• DESCRIPTION OF THE TASK
Copy out, word for word, every line of the records from the first line through the line containing "dialog-title: Budgeting almost", including that line.

• Excerpts from a layout annotation set
_ _ _ _

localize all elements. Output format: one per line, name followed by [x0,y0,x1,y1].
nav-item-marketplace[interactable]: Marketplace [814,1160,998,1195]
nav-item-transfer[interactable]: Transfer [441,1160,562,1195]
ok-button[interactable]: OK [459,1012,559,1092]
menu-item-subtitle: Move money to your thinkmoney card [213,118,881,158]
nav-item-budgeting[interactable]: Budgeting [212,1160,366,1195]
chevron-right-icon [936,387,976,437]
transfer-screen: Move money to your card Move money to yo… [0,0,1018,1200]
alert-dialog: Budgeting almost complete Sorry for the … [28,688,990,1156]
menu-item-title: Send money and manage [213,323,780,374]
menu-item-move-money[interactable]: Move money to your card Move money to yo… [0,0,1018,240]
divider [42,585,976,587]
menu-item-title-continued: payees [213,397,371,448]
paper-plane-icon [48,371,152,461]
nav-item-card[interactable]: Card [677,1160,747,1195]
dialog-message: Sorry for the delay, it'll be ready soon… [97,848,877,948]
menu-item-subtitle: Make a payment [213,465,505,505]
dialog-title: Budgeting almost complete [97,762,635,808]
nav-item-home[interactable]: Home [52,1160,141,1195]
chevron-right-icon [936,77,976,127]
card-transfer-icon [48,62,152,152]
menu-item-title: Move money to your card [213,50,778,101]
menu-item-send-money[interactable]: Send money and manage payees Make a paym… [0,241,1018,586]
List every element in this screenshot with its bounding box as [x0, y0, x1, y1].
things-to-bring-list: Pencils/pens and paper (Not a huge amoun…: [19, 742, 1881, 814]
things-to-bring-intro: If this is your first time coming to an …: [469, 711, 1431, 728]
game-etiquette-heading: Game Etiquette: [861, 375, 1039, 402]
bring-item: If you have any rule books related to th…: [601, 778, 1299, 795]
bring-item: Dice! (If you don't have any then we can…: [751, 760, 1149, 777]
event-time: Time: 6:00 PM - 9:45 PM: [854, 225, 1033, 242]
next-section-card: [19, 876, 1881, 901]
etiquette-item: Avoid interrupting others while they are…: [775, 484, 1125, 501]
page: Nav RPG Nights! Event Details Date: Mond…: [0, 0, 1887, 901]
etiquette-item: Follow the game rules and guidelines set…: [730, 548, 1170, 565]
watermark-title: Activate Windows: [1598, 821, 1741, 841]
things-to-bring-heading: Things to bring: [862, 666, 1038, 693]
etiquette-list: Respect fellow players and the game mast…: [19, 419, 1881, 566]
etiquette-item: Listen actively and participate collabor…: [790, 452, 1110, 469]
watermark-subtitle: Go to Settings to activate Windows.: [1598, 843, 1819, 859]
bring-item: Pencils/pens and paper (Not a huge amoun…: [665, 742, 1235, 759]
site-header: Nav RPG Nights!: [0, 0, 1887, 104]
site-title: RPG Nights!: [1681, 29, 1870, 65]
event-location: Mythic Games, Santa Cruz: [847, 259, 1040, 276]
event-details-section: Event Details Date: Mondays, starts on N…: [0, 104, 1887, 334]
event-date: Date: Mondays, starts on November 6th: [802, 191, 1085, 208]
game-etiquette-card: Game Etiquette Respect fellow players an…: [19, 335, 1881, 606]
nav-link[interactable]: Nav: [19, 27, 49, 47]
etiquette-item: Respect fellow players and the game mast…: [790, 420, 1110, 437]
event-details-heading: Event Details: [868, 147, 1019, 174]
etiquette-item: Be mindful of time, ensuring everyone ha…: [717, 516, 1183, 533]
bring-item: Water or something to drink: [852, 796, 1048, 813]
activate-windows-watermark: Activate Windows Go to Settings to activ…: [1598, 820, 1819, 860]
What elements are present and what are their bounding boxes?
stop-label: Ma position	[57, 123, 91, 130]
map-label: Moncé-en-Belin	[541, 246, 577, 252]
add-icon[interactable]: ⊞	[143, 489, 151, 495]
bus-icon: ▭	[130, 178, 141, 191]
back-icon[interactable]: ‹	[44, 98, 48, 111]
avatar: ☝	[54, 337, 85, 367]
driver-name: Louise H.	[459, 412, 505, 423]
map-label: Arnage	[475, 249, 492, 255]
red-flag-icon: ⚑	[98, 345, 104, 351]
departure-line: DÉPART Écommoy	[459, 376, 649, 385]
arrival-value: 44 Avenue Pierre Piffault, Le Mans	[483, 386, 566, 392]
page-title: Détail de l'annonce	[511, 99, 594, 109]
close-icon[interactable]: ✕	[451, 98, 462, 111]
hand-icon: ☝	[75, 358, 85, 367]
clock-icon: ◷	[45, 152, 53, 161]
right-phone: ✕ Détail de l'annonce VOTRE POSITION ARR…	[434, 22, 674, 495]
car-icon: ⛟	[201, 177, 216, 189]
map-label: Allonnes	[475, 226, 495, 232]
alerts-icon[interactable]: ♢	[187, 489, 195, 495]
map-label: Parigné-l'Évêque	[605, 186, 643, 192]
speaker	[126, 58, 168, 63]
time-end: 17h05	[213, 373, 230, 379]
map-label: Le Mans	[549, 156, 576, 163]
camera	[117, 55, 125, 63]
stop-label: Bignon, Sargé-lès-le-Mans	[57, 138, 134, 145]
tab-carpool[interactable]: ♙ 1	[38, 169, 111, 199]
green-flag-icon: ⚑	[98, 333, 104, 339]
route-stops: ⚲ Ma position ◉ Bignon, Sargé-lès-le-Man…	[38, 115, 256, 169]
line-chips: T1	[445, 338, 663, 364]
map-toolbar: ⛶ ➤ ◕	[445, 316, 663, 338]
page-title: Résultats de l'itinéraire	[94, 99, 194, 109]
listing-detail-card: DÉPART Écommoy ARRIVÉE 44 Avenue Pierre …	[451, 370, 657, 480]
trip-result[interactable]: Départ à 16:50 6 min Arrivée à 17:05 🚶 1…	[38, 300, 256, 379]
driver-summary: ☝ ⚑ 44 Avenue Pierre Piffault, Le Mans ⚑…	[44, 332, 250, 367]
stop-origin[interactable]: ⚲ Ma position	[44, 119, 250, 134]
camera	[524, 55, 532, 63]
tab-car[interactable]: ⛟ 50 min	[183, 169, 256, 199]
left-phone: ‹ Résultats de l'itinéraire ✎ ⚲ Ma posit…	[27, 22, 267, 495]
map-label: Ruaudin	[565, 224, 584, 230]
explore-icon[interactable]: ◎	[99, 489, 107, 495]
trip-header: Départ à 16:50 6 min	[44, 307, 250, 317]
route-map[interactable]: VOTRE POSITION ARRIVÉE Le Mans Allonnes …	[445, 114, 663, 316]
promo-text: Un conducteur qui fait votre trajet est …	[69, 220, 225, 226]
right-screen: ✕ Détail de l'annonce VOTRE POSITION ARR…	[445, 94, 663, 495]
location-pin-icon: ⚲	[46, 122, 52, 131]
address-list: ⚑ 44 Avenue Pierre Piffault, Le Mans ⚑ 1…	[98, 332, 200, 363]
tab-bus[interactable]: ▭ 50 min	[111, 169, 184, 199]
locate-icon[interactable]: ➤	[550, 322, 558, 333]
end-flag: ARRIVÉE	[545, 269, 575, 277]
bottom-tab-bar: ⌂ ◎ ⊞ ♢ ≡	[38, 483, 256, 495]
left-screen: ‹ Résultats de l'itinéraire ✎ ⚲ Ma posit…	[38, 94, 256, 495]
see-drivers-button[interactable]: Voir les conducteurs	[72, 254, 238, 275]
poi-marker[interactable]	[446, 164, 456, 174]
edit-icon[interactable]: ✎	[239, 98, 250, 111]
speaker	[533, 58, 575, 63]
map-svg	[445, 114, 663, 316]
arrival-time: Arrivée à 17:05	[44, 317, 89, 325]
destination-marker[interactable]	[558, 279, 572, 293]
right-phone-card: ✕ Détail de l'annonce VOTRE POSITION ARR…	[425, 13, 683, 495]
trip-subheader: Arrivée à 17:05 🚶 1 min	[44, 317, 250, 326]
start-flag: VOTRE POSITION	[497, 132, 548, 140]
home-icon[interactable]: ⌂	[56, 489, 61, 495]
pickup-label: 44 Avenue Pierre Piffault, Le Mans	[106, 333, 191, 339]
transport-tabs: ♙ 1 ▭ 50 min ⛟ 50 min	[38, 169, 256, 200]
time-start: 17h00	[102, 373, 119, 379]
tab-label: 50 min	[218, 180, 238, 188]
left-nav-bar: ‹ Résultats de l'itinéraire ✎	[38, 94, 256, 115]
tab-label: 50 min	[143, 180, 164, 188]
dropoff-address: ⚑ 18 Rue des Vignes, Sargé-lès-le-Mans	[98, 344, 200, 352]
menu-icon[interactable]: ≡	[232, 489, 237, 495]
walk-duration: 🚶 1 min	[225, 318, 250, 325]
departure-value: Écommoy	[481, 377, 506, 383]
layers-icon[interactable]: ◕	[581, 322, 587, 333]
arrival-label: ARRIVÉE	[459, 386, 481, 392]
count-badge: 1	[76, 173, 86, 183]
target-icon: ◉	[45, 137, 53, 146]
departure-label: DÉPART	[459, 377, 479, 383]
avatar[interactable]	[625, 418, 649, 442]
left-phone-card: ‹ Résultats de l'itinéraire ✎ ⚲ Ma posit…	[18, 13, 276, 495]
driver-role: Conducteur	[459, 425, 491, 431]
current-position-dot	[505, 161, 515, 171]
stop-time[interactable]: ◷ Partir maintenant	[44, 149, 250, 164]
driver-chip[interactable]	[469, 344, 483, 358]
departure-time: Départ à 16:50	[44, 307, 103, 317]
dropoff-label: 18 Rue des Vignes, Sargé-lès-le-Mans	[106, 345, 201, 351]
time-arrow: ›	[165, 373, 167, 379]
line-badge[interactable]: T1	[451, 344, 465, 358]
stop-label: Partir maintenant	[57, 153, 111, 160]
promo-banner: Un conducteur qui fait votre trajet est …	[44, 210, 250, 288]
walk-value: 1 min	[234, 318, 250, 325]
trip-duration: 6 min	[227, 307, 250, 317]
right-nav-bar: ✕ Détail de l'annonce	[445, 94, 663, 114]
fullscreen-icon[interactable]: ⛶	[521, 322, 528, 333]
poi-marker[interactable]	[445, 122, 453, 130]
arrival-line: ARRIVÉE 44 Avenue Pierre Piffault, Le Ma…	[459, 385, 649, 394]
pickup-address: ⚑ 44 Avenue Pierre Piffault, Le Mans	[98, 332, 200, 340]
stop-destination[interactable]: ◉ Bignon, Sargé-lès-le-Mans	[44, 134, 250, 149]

_ _ _ _

• TASK RESULT
localize all elements. Output format: one per line, name followed by [x0,y0,x1,y1].
nav-item-marketplace[interactable]: Marketplace [814,1160,998,1195]
nav-item-transfer[interactable]: Transfer [441,1160,562,1195]
ok-button[interactable]: OK [459,1012,559,1092]
menu-item-subtitle: Move money to your thinkmoney card [213,118,881,158]
nav-item-budgeting[interactable]: Budgeting [212,1160,366,1195]
chevron-right-icon [936,387,976,437]
transfer-screen: Move money to your card Move money to yo… [0,0,1018,1200]
alert-dialog: Budgeting almost complete Sorry for the … [28,688,990,1156]
menu-item-title: Send money and manage [213,323,780,374]
menu-item-move-money[interactable]: Move money to your card Move money to yo… [0,0,1018,240]
divider [42,585,976,587]
menu-item-title-continued: payees [213,397,371,448]
paper-plane-icon [48,371,152,461]
nav-item-card[interactable]: Card [677,1160,747,1195]
dialog-message: Sorry for the delay, it'll be ready soon… [97,848,877,948]
menu-item-subtitle: Make a payment [213,465,505,505]
dialog-title: Budgeting almost complete [97,762,635,808]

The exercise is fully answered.